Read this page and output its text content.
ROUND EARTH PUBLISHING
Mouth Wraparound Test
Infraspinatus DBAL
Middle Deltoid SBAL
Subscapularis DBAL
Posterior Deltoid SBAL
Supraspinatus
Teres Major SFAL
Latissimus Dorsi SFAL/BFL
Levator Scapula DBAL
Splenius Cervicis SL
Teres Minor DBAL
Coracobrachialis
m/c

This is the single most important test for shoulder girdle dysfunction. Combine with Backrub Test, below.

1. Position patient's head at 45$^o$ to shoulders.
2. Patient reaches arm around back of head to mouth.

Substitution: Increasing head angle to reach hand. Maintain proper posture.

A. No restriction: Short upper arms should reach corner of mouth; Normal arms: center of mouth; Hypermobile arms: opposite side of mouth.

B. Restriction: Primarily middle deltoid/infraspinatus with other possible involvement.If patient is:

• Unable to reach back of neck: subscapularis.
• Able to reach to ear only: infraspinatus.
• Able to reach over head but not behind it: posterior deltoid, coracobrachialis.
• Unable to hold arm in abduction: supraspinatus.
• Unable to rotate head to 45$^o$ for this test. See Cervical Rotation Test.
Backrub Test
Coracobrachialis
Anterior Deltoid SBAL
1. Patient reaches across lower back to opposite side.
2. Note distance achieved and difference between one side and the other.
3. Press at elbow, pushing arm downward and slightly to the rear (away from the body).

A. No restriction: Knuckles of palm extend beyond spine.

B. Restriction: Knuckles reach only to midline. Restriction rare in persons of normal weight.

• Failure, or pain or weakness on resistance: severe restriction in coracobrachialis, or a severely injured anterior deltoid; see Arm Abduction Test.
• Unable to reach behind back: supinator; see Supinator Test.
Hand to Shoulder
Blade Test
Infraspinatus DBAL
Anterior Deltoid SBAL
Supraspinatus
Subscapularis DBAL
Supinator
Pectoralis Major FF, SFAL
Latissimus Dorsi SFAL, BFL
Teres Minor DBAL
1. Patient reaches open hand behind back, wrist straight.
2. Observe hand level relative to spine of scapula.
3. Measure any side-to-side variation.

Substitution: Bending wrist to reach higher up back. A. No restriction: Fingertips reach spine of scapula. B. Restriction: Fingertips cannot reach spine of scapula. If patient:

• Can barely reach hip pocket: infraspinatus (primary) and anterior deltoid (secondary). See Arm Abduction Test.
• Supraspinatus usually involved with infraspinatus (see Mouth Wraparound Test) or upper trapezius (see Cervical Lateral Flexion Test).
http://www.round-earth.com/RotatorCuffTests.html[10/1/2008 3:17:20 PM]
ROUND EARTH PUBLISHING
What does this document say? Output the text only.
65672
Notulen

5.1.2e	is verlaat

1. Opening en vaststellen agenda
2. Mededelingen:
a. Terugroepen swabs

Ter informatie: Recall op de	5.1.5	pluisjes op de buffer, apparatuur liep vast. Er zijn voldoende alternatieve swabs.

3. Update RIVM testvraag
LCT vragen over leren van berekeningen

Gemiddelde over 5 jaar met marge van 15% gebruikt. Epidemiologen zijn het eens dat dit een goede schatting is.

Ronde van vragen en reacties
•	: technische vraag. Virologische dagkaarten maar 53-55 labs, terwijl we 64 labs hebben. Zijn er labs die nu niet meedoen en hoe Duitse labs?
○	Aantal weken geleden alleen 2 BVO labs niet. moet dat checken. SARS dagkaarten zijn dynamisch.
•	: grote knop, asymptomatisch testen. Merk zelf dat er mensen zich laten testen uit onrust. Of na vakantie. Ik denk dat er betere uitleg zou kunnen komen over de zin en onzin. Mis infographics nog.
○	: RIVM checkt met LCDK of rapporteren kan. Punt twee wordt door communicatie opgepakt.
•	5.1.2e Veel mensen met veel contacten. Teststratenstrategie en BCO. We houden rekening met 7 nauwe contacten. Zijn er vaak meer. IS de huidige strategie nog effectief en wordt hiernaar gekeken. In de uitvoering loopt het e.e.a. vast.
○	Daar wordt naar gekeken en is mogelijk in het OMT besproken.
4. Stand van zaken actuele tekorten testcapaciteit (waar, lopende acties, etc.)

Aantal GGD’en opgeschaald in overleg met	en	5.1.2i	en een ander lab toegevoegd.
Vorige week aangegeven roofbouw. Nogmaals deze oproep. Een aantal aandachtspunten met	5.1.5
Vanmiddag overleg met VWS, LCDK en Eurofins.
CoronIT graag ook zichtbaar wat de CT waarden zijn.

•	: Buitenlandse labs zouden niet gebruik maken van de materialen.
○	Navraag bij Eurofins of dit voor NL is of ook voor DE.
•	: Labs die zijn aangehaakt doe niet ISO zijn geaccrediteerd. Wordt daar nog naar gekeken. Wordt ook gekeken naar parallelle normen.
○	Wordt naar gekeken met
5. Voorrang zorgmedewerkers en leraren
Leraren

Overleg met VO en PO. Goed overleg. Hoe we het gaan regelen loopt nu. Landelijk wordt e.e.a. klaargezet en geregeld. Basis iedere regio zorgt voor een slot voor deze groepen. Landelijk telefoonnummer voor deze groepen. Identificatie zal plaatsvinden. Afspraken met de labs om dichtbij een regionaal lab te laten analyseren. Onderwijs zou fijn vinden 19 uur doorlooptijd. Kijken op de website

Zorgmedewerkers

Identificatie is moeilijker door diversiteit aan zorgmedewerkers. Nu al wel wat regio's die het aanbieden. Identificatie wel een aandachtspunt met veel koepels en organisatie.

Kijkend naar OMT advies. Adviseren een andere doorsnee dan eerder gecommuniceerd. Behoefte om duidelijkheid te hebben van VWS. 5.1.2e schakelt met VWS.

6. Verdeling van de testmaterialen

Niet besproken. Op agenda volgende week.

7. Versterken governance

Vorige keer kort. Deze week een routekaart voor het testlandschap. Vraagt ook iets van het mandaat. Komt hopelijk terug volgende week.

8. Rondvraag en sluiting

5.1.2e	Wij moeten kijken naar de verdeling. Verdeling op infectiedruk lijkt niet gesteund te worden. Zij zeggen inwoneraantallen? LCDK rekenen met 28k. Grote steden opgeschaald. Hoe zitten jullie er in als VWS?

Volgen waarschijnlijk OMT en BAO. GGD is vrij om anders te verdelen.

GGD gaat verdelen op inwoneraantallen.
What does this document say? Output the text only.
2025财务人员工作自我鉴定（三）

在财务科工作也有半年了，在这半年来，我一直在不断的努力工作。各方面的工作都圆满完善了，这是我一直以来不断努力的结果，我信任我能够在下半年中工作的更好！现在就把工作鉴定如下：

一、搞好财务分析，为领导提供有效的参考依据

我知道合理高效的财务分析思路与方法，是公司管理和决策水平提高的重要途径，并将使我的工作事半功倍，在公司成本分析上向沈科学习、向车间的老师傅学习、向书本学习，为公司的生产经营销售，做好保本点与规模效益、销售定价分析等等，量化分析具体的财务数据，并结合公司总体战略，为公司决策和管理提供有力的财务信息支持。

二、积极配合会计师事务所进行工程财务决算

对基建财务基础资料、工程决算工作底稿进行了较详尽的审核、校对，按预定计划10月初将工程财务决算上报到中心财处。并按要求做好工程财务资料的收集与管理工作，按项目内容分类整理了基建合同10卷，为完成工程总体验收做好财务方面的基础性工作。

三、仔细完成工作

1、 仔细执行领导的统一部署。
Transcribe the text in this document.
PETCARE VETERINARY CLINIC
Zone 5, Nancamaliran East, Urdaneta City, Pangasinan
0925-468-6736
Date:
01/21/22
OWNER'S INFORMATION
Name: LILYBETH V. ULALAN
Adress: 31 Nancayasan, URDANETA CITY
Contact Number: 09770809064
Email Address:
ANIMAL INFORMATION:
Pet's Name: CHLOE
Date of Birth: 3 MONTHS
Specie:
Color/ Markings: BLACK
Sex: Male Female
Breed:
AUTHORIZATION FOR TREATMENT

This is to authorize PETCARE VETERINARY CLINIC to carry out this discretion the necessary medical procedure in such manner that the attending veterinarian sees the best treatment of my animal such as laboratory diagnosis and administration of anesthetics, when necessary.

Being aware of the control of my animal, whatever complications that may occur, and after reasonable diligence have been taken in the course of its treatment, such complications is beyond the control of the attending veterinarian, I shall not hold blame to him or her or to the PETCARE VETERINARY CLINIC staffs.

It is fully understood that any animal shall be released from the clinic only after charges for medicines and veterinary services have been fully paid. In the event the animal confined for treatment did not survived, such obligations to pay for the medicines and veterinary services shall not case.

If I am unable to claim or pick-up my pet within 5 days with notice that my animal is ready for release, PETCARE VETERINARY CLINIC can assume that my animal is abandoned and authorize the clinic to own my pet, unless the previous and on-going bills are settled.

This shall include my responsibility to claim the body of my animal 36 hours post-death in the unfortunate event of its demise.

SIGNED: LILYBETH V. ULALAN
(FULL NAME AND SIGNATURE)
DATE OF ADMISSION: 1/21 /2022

## Exercise prompt
Go through the records. Copy each line where "hold" appears.

## Result below
• Unable to hold arm in abduction: supraspinatus.
Being aware of the control of my animal, whatever complications that may occur, and after reasonable diligence have been taken in the course of its treatment, such complications is beyond the control of the attending veterinarian, I shall not hold blame to him or her or to the PETCARE VETERINARY CLINIC staffs.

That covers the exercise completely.